**Exercise materials:**
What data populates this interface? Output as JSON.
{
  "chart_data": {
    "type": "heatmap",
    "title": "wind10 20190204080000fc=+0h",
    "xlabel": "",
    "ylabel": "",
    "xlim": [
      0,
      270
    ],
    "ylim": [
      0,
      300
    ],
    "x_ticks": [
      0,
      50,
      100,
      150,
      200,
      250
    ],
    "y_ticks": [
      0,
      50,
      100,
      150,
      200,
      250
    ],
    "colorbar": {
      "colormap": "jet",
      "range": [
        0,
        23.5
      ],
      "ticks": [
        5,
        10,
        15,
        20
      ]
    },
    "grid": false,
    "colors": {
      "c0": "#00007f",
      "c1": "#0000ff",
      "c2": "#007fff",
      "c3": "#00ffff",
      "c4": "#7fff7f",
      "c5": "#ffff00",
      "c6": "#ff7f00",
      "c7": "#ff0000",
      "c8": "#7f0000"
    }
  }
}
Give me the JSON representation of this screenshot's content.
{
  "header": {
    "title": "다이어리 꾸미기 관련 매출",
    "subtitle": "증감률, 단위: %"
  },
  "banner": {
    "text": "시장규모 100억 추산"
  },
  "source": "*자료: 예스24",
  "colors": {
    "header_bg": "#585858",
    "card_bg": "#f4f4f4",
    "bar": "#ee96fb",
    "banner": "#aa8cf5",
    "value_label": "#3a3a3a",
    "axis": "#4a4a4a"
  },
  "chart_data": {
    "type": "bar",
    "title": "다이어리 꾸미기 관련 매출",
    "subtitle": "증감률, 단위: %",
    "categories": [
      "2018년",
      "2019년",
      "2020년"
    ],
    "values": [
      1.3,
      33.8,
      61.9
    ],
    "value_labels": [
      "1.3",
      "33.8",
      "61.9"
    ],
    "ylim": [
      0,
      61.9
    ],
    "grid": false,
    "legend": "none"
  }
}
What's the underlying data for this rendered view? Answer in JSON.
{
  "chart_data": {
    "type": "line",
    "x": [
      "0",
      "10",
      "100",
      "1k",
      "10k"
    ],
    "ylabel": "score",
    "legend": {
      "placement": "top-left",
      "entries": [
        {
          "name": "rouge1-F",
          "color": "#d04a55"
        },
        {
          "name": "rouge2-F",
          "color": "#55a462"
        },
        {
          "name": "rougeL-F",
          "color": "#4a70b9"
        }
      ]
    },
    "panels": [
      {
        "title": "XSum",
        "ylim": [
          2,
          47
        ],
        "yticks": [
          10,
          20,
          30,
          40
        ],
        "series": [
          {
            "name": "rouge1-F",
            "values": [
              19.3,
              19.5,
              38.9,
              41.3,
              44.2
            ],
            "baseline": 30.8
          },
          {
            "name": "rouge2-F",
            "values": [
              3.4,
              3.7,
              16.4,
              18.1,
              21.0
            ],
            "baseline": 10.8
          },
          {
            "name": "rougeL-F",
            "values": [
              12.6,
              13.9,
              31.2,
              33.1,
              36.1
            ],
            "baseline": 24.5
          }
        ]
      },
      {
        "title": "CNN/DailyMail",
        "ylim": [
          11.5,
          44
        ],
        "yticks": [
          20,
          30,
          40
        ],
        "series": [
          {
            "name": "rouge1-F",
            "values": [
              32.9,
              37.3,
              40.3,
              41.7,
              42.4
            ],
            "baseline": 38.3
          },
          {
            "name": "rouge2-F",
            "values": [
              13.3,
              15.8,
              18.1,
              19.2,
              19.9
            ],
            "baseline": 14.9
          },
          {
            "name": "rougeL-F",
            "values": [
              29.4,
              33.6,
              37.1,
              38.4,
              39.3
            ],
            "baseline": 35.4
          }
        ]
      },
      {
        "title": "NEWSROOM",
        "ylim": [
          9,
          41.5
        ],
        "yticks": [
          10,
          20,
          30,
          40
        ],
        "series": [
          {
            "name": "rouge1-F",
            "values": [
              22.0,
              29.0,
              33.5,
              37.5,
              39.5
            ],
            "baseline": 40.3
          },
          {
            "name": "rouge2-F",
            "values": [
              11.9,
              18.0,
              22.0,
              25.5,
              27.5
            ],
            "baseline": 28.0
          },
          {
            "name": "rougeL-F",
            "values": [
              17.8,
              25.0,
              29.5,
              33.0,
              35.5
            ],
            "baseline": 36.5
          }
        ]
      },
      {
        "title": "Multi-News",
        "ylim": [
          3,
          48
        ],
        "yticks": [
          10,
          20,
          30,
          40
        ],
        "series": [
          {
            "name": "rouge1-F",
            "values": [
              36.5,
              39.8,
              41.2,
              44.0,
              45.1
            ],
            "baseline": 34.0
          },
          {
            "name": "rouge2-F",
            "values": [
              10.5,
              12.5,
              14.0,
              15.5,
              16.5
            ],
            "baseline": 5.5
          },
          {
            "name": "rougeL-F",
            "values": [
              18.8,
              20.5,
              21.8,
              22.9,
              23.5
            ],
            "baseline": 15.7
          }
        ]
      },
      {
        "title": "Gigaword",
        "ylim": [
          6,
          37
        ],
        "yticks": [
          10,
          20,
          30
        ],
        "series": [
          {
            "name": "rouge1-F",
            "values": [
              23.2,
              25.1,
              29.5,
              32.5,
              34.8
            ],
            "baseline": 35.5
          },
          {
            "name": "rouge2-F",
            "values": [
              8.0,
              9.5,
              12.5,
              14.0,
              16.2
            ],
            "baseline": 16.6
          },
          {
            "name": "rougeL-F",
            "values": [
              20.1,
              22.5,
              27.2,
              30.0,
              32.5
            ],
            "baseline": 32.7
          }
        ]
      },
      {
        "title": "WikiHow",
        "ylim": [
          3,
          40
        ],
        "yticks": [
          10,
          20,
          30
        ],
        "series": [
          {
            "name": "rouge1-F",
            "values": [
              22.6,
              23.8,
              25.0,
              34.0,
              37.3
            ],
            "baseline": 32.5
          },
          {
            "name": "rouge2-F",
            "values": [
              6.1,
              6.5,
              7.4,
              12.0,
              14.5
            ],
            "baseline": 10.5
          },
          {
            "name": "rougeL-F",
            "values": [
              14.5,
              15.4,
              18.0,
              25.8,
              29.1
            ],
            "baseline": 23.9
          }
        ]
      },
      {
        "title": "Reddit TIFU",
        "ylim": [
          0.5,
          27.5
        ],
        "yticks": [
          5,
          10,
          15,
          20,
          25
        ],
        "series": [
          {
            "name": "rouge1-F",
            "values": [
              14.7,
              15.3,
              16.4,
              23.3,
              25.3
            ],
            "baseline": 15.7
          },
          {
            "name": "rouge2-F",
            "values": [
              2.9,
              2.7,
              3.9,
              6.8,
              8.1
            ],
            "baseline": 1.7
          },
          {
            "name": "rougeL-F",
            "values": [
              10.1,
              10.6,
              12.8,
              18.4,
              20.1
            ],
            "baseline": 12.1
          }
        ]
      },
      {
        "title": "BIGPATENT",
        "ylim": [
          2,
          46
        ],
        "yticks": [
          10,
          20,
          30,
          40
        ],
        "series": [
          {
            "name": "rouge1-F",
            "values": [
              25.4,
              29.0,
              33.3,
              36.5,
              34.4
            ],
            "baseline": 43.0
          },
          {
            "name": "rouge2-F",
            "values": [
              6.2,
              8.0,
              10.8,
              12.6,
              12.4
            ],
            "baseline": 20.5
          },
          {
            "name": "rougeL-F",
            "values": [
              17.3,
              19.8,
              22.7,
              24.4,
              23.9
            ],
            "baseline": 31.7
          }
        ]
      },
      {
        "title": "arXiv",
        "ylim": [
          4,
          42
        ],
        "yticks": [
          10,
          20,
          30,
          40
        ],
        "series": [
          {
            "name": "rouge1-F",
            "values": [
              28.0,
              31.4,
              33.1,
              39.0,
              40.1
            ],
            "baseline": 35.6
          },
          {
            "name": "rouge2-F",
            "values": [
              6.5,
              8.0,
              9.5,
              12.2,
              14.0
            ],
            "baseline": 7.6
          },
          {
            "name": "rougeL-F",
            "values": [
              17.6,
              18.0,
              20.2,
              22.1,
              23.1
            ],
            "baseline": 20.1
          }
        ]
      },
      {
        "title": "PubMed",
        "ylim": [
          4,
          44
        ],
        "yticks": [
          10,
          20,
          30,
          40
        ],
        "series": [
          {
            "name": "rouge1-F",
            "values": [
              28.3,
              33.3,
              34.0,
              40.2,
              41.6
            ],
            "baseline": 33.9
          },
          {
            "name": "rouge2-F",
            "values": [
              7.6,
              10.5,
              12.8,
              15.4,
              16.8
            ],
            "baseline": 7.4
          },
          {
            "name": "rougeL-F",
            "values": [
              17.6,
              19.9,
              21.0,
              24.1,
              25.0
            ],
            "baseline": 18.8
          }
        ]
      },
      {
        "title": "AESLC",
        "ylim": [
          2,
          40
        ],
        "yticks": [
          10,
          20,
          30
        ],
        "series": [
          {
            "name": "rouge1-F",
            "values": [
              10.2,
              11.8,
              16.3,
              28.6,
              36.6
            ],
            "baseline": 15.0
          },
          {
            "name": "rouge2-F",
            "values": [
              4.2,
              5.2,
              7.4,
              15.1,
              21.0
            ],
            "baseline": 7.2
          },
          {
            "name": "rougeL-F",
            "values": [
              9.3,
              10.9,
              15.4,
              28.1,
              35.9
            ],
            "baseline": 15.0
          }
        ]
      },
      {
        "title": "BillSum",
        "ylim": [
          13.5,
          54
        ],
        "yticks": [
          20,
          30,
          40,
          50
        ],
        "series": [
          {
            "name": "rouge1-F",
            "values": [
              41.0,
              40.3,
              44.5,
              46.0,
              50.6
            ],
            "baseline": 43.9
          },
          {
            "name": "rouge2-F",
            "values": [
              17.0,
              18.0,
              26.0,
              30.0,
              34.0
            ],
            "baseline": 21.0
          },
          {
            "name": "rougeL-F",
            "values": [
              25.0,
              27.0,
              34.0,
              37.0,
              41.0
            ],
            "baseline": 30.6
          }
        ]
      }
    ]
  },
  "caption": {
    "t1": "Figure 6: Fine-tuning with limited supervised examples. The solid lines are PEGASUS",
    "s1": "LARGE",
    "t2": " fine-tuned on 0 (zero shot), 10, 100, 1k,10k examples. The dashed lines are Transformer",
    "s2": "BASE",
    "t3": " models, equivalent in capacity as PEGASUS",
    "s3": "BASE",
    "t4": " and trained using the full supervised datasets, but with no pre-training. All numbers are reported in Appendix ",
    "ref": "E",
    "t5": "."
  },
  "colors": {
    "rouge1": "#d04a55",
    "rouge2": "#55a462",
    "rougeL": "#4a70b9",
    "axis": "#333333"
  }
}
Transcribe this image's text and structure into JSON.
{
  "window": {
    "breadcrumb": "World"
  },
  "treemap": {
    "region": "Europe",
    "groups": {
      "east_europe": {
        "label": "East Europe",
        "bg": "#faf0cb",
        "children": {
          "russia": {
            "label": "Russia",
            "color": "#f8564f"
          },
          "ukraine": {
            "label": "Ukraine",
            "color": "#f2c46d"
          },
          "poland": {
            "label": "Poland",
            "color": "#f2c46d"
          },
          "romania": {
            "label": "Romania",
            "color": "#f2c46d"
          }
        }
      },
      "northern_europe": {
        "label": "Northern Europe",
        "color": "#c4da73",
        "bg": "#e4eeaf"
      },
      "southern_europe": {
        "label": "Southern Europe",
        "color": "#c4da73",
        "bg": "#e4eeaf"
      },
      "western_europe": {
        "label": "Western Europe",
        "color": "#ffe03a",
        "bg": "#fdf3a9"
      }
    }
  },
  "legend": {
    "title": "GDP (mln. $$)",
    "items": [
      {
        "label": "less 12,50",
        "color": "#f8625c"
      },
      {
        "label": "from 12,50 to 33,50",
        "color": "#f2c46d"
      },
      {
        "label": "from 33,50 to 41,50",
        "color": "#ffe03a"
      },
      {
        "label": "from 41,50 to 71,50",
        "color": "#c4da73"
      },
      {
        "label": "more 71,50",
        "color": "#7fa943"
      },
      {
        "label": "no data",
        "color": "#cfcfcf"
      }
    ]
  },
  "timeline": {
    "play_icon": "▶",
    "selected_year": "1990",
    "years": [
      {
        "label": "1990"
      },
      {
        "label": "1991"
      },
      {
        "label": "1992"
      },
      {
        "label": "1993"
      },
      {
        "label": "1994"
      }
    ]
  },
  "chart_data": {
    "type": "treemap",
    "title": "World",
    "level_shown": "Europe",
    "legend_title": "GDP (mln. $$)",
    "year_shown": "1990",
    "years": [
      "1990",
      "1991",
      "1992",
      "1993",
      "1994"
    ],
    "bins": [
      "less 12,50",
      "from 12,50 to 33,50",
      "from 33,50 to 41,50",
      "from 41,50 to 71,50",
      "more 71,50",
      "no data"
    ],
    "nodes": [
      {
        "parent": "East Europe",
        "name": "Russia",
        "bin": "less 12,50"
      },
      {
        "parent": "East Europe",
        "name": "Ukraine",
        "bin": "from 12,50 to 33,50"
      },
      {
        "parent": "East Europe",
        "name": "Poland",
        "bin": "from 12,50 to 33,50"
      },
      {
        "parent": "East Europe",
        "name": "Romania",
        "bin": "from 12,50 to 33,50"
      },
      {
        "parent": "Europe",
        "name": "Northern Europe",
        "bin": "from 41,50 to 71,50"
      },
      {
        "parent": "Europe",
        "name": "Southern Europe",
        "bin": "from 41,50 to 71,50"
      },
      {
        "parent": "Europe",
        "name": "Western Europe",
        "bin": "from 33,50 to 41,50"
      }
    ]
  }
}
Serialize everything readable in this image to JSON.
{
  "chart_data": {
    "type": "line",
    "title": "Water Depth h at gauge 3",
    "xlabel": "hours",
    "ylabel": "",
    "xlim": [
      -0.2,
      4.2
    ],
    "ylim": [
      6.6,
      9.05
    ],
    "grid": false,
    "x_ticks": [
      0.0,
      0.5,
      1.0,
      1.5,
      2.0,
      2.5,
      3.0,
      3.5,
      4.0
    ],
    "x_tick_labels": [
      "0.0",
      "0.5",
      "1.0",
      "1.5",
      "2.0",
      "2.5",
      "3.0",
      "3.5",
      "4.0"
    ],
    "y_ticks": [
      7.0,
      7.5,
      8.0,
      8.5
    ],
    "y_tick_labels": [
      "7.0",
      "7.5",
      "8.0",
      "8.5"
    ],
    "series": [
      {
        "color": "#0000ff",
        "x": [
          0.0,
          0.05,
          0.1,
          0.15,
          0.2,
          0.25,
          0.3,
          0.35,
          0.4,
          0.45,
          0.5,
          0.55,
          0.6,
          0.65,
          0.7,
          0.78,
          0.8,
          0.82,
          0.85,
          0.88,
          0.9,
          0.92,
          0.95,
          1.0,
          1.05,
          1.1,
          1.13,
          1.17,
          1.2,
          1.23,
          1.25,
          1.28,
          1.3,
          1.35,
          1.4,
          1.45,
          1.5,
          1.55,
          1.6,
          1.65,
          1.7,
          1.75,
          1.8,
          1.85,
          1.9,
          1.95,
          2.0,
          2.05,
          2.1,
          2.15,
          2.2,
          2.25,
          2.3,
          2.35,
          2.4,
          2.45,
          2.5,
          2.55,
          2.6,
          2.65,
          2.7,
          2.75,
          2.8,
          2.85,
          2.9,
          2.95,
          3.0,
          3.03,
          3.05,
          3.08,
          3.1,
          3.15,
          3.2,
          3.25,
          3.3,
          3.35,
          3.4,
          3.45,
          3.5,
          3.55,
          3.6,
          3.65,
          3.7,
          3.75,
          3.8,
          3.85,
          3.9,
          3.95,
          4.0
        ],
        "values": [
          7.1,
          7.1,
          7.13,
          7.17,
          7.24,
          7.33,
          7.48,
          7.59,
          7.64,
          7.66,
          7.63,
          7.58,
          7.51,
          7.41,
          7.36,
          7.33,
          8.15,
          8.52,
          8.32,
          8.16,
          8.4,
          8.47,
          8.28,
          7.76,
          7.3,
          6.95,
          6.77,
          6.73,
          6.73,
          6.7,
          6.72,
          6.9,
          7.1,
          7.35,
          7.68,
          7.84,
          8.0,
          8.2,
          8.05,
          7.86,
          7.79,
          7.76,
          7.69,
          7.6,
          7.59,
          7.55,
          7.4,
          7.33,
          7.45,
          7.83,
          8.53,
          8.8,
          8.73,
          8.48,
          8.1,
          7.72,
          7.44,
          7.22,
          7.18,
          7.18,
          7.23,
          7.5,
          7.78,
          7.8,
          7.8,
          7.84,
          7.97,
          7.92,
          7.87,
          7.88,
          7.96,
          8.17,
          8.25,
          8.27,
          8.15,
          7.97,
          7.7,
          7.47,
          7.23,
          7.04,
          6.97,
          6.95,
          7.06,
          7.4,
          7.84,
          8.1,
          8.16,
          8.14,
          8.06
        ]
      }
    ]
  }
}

**Your objective:** In the entries above, count each line that holds "image". Give the total and nothing else.

**Finished task:** 2